== DATA UNDER STUDY ==
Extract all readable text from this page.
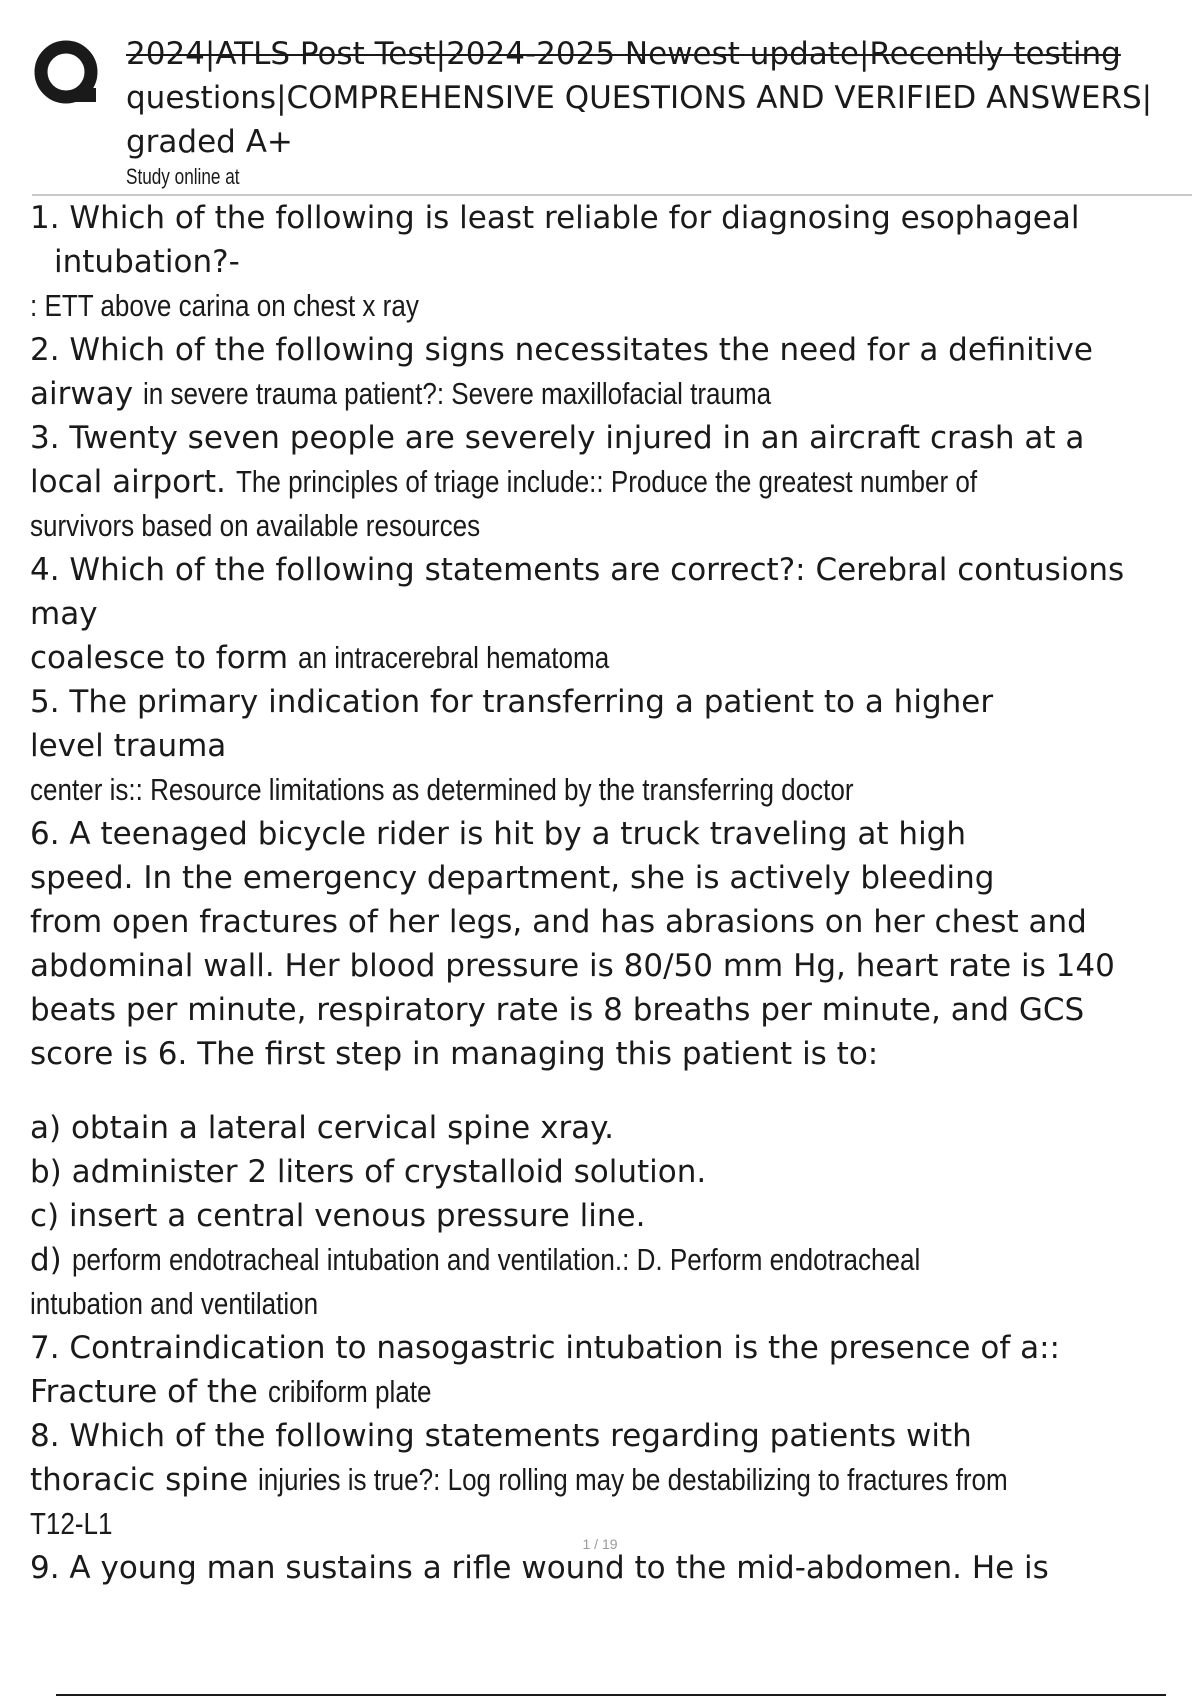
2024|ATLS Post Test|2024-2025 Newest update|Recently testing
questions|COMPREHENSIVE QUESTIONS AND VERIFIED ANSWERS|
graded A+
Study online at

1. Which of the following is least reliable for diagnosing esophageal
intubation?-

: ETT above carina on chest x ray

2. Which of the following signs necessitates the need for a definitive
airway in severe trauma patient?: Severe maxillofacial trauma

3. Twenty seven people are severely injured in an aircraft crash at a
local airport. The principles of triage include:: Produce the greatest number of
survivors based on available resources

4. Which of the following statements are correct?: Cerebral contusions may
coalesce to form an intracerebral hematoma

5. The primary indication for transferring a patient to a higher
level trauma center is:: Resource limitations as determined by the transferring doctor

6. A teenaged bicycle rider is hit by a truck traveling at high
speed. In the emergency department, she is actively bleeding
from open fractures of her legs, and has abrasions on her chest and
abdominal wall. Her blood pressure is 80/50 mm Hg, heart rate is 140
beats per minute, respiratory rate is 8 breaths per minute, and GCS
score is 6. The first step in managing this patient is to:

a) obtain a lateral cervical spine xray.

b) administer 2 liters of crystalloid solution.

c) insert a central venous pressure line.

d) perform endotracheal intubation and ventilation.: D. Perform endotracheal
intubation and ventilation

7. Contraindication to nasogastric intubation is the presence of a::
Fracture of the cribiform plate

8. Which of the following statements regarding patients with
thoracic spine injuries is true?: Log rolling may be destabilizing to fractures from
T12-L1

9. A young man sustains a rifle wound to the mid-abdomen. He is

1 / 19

== YOUR ASSIGNMENT ==
Copy each line of the entries in which the string "ventilation" is found.

== YOUR SOLUTION ==
d) perform endotracheal intubation and ventilation.: D. Perform endotracheal
intubation and ventilation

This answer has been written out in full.